Every record should be written out exactly, with the pictures left out.
===
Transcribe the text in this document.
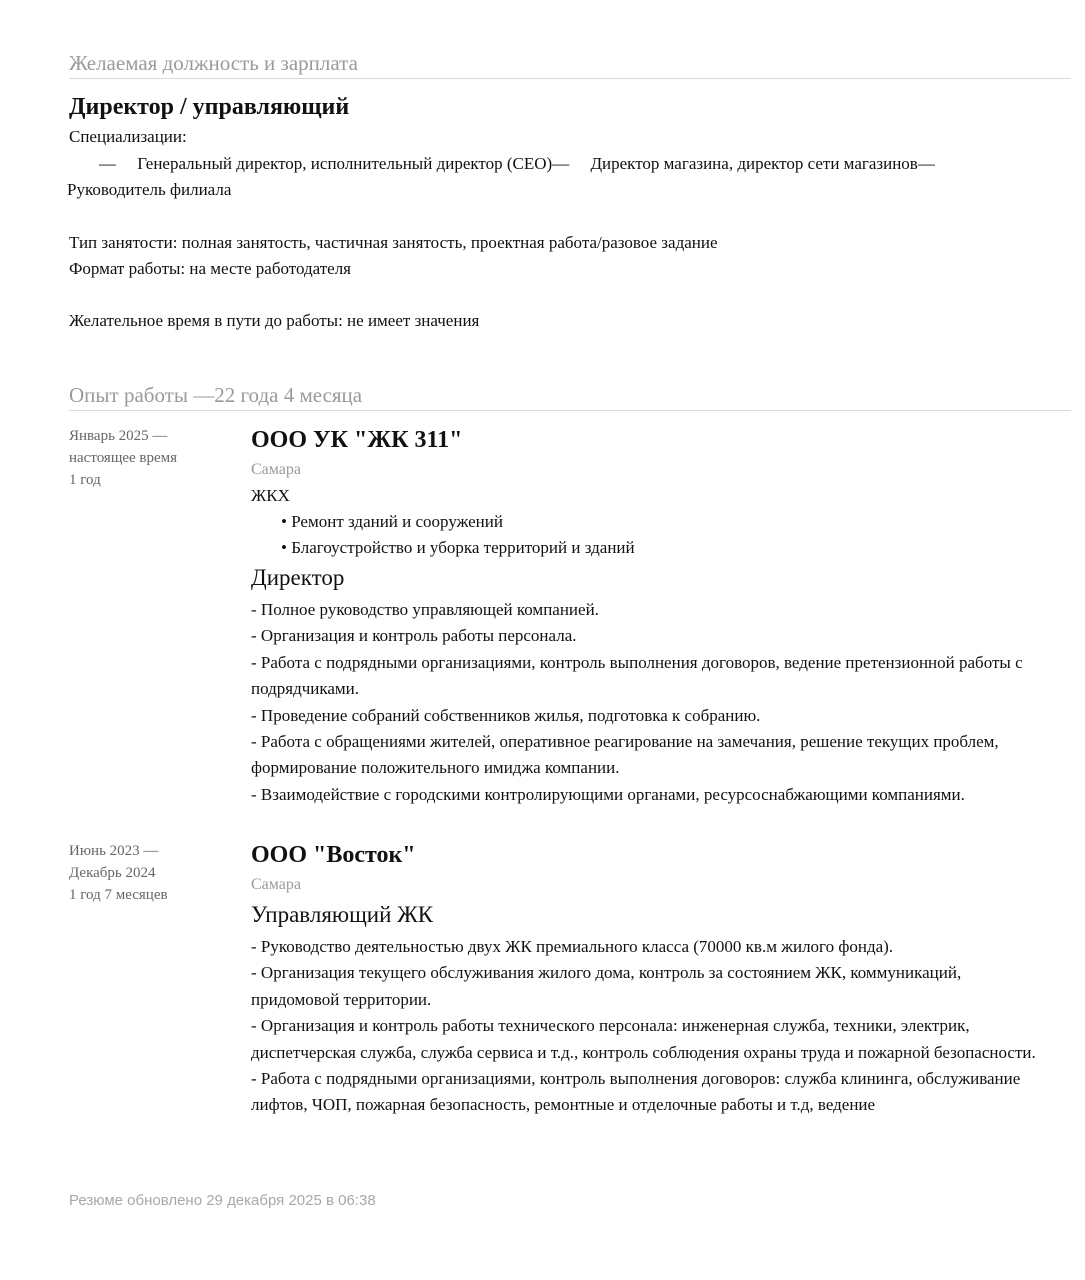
Желаемая должность и зарплата
Директор / управляющий
Специализации:
—     Генеральный директор, исполнительный директор (CEO)—     Директор магазина, директор сети магазинов—
Руководитель филиала
Тип занятости: полная занятость, частичная занятость, проектная работа/разовое задание
Формат работы: на месте работодателя
Желательное время в пути до работы: не имеет значения
Опыт работы —22 года 4 месяца
Январь 2025 —
настоящее время
1 год
ООО УК "ЖК 311"
Самара
ЖКХ
• Ремонт зданий и сооружений
• Благоустройство и уборка территорий и зданий
Директор
- Полное руководство управляющей компанией.
- Организация и контроль работы персонала.
- Работа с подрядными организациями, контроль выполнения договоров, ведение претензионной работы с подрядчиками.
- Проведение собраний собственников жилья, подготовка к собранию.
- Работа с обращениями жителей, оперативное реагирование на замечания, решение текущих проблем, формирование положительного имиджа компании.
- Взаимодействие с городскими контролирующими органами, ресурсоснабжающими компаниями.
Июнь 2023 —
Декабрь 2024
1 год 7 месяцев
ООО "Восток"
Самара
Управляющий ЖК
- Руководство деятельностью двух ЖК премиального класса (70000 кв.м жилого фонда).
- Организация текущего обслуживания жилого дома, контроль за состоянием ЖК, коммуникаций, придомовой территории.
- Организация и контроль работы технического персонала: инженерная служба, техники, электрик, диспетчерская служба, служба сервиса и т.д., контроль соблюдения охраны труда и пожарной безопасности.
- Работа с подрядными организациями, контроль выполнения договоров: служба клининга, обслуживание лифтов, ЧОП, пожарная безопасность, ремонтные и отделочные работы и т.д, ведение
Резюме обновлено 29 декабря 2025 в 06:38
===
CORRECT RESPONSE:
Transcribe the text in this document.
Желаемая должность и зарплата
Директор / управляющий
Специализации:
—     Генеральный директор, исполнительный директор (CEO)—     Директор магазина, директор сети магазинов—
Руководитель филиала
Тип занятости: полная занятость, частичная занятость, проектная работа/разовое задание
Формат работы: на месте работодателя
Желательное время в пути до работы: не имеет значения
Опыт работы —22 года 4 месяца
Январь 2025 —
настоящее время
1 год
ООО УК "ЖК 311"
Самара
ЖКХ
• Ремонт зданий и сооружений
• Благоустройство и уборка территорий и зданий
Директор
- Полное руководство управляющей компанией.
- Организация и контроль работы персонала.
- Работа с подрядными организациями, контроль выполнения договоров, ведение претензионной работы с подрядчиками.
- Проведение собраний собственников жилья, подготовка к собранию.
- Работа с обращениями жителей, оперативное реагирование на замечания, решение текущих проблем, формирование положительного имиджа компании.
- Взаимодействие с городскими контролирующими органами, ресурсоснабжающими компаниями.
Июнь 2023 —
Декабрь 2024
1 год 7 месяцев
ООО "Восток"
Самара
Управляющий ЖК
- Руководство деятельностью двух ЖК премиального класса (70000 кв.м жилого фонда).
- Организация текущего обслуживания жилого дома, контроль за состоянием ЖК, коммуникаций, придомовой территории.
- Организация и контроль работы технического персонала: инженерная служба, техники, электрик, диспетчерская служба, служба сервиса и т.д., контроль соблюдения охраны труда и пожарной безопасности.
- Работа с подрядными организациями, контроль выполнения договоров: служба клининга, обслуживание лифтов, ЧОП, пожарная безопасность, ремонтные и отделочные работы и т.д, ведение
Резюме обновлено 29 декабря 2025 в 06:38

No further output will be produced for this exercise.